____ MATERIAL FOR THE TASK

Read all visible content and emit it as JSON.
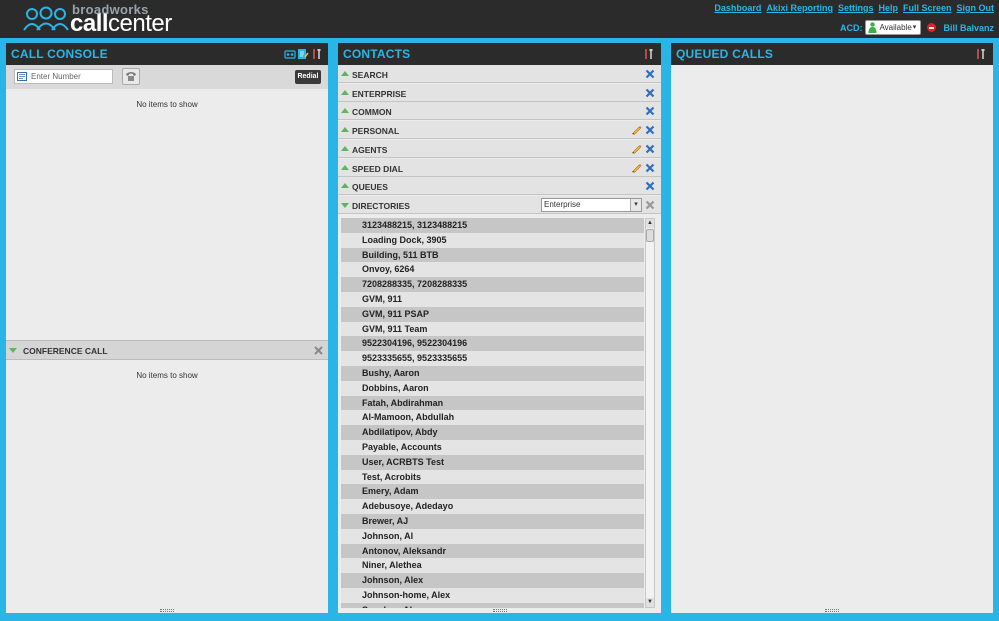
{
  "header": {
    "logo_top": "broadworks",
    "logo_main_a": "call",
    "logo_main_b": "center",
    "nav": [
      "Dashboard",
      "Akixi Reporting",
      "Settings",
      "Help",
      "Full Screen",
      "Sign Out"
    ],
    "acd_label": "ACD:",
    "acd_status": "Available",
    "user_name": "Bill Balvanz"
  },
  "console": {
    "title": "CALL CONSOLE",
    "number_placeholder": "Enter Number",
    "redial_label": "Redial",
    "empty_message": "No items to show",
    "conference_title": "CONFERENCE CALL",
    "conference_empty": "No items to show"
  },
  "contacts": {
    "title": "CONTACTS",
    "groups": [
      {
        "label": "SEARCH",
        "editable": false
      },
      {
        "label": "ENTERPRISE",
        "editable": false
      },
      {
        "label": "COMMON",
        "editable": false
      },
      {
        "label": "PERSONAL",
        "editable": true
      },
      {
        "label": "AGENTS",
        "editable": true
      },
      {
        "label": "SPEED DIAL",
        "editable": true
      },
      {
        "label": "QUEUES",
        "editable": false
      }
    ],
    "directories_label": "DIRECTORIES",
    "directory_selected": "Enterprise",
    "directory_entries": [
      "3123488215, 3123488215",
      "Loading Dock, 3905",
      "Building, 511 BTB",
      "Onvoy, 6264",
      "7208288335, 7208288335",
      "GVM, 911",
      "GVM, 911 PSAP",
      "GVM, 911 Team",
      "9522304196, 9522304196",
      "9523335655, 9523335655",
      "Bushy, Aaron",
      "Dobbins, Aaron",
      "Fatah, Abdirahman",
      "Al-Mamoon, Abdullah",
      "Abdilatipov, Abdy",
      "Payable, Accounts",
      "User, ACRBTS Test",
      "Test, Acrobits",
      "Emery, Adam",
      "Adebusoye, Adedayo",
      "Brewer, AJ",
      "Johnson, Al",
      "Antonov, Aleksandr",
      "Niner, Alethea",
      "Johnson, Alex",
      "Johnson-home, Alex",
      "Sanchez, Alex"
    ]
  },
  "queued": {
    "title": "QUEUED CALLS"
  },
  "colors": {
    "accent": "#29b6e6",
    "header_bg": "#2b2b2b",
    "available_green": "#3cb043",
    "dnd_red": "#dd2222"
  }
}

________

== TASK DESCRIPTION ==
Transcribe the material as is, with images omitted.

== OUTPUT BELOW ==
Read all visible content and emit it as JSON.
{
  "header": {
    "logo_top": "broadworks",
    "logo_main_a": "call",
    "logo_main_b": "center",
    "nav": [
      "Dashboard",
      "Akixi Reporting",
      "Settings",
      "Help",
      "Full Screen",
      "Sign Out"
    ],
    "acd_label": "ACD:",
    "acd_status": "Available",
    "user_name": "Bill Balvanz"
  },
  "console": {
    "title": "CALL CONSOLE",
    "number_placeholder": "Enter Number",
    "redial_label": "Redial",
    "empty_message": "No items to show",
    "conference_title": "CONFERENCE CALL",
    "conference_empty": "No items to show"
  },
  "contacts": {
    "title": "CONTACTS",
    "groups": [
      {
        "label": "SEARCH",
        "editable": false
      },
      {
        "label": "ENTERPRISE",
        "editable": false
      },
      {
        "label": "COMMON",
        "editable": false
      },
      {
        "label": "PERSONAL",
        "editable": true
      },
      {
        "label": "AGENTS",
        "editable": true
      },
      {
        "label": "SPEED DIAL",
        "editable": true
      },
      {
        "label": "QUEUES",
        "editable": false
      }
    ],
    "directories_label": "DIRECTORIES",
    "directory_selected": "Enterprise",
    "directory_entries": [
      "3123488215, 3123488215",
      "Loading Dock, 3905",
      "Building, 511 BTB",
      "Onvoy, 6264",
      "7208288335, 7208288335",
      "GVM, 911",
      "GVM, 911 PSAP",
      "GVM, 911 Team",
      "9522304196, 9522304196",
      "9523335655, 9523335655",
      "Bushy, Aaron",
      "Dobbins, Aaron",
      "Fatah, Abdirahman",
      "Al-Mamoon, Abdullah",
      "Abdilatipov, Abdy",
      "Payable, Accounts",
      "User, ACRBTS Test",
      "Test, Acrobits",
      "Emery, Adam",
      "Adebusoye, Adedayo",
      "Brewer, AJ",
      "Johnson, Al",
      "Antonov, Aleksandr",
      "Niner, Alethea",
      "Johnson, Alex",
      "Johnson-home, Alex",
      "Sanchez, Alex"
    ]
  },
  "queued": {
    "title": "QUEUED CALLS"
  },
  "colors": {
    "accent": "#29b6e6",
    "header_bg": "#2b2b2b",
    "available_green": "#3cb043",
    "dnd_red": "#dd2222"
  }
}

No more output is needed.